» **PROMPT**:
Extract each line of the records below that contains the word "name".

_ _ _ _ _

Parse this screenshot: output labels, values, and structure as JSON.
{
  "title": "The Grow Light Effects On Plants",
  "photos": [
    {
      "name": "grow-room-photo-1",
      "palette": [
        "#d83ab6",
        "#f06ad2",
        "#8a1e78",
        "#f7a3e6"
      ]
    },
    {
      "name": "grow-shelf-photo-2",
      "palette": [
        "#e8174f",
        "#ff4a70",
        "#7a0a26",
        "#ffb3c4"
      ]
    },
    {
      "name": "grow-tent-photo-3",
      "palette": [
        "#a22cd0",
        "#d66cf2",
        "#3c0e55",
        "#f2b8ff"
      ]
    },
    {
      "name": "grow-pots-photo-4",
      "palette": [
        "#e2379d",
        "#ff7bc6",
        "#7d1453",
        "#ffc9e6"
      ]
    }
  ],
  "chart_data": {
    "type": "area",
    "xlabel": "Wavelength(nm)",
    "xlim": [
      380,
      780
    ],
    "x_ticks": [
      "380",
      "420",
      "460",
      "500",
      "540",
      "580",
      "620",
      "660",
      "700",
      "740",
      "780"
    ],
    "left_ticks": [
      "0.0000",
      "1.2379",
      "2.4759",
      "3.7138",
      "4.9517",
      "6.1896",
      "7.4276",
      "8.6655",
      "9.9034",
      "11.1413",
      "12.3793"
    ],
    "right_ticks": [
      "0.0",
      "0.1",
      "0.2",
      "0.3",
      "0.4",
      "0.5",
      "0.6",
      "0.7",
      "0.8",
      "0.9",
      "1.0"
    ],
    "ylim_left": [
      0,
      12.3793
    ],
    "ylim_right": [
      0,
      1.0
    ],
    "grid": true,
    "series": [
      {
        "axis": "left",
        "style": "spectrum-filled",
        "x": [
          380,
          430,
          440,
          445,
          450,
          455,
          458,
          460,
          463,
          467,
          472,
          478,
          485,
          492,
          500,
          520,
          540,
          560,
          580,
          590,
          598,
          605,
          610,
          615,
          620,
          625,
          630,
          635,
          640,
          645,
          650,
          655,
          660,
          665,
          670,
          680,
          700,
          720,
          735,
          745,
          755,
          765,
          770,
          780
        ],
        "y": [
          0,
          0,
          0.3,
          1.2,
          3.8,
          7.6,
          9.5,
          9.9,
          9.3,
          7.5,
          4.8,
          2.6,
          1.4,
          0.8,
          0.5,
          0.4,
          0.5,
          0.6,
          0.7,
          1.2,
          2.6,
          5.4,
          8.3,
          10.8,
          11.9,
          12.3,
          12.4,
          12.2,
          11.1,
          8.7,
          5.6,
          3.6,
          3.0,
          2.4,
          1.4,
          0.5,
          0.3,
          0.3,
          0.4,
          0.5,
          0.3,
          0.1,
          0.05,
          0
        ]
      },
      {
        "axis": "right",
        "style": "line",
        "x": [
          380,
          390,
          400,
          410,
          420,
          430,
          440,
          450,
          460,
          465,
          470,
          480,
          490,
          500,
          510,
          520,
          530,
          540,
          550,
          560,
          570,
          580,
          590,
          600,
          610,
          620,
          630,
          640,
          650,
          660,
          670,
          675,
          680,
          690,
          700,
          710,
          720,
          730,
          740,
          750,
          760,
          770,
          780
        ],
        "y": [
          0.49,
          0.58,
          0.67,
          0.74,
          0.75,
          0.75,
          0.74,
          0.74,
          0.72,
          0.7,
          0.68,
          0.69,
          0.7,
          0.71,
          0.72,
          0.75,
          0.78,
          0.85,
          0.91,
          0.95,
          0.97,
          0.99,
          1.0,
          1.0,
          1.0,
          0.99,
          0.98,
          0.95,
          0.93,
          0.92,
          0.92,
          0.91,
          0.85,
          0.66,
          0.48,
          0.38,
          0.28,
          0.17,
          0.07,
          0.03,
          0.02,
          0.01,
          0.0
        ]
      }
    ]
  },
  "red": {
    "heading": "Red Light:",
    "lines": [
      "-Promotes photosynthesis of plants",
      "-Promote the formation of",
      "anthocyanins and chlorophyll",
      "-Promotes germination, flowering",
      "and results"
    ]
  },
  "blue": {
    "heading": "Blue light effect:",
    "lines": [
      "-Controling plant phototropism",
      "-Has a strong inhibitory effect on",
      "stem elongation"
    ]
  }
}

_ _ _ _ _

» **TASK SOLUTION**:
      "name": "grow-room-photo-1",
      "name": "grow-shelf-photo-2",
      "name": "grow-tent-photo-3",
      "name": "grow-pots-photo-4",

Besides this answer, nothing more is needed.